**GIVEN PROBLEM:** Check each line below for "dure" and report how many have it, nothing else.

**MATERIAL FOR THIS TASK:**
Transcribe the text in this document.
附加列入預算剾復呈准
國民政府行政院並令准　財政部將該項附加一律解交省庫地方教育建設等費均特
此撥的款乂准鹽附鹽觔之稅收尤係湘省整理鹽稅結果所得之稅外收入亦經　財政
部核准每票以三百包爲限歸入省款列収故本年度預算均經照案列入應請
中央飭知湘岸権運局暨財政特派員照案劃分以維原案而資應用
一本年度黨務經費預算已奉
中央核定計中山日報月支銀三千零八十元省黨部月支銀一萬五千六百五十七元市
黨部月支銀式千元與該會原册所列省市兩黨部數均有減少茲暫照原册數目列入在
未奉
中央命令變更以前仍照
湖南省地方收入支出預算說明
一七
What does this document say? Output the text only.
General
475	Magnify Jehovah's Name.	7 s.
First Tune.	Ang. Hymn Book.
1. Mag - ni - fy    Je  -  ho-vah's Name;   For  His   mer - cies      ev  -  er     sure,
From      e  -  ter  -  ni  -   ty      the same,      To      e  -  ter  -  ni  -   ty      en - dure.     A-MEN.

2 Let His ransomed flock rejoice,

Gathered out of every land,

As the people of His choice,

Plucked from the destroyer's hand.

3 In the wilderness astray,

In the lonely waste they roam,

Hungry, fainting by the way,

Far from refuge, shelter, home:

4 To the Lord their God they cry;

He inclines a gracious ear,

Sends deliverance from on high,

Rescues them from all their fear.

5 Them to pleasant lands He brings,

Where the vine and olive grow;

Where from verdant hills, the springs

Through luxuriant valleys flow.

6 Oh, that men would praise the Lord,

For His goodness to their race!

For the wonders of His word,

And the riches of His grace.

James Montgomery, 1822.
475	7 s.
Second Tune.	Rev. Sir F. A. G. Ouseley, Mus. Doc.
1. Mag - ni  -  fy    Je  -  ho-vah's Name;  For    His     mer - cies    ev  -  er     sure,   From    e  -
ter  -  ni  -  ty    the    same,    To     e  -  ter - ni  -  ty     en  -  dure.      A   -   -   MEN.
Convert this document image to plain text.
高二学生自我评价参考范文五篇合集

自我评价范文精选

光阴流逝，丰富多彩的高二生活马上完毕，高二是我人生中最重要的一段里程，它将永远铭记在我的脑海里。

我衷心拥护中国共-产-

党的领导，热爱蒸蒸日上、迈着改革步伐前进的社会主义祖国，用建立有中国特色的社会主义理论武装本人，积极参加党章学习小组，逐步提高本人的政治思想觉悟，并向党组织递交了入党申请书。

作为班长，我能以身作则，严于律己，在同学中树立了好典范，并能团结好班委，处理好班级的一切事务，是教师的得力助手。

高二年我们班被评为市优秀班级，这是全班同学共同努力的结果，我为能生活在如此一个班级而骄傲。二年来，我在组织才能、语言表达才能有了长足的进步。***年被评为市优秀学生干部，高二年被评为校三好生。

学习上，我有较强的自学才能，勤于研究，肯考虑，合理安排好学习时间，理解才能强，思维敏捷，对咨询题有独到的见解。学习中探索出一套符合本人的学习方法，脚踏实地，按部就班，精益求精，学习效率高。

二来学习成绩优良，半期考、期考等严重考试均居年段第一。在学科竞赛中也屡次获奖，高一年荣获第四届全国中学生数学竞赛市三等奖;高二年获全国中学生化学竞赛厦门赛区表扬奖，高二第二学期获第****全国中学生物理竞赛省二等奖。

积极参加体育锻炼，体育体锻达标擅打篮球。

**THE ANSWER:** 2